[Stored items]
## START

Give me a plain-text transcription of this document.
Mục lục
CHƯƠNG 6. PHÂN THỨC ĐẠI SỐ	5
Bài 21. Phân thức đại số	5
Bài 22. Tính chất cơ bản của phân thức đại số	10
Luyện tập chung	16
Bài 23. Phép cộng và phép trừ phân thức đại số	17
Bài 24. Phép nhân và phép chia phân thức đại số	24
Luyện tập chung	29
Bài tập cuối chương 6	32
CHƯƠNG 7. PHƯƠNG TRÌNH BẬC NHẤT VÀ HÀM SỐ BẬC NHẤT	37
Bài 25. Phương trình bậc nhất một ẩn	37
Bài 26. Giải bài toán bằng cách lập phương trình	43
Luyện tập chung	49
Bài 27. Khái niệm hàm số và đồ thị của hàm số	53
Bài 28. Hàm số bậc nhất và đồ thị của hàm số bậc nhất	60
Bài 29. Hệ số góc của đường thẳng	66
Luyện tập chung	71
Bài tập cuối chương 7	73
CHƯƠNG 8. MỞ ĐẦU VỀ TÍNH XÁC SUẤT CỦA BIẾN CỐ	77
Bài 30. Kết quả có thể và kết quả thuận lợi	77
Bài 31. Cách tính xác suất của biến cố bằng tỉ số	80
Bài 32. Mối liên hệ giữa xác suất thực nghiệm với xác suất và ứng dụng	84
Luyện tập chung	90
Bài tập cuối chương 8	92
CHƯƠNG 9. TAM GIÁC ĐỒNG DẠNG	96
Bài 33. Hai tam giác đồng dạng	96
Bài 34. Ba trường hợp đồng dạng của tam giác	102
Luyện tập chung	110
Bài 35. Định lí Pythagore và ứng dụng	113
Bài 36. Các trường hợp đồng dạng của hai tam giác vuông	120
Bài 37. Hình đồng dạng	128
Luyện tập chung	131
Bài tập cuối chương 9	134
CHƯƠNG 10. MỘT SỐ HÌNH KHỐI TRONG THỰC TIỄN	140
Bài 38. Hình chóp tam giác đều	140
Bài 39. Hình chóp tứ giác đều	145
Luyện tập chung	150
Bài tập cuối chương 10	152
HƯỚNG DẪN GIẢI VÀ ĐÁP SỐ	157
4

## END

INSTRUCTION - Search the listing for the word "chóp". Copy every line in which it occurs.

RESPONSE -
Bài 38. Hình chóp tam giác đều	140
Bài 39. Hình chóp tứ giác đều	145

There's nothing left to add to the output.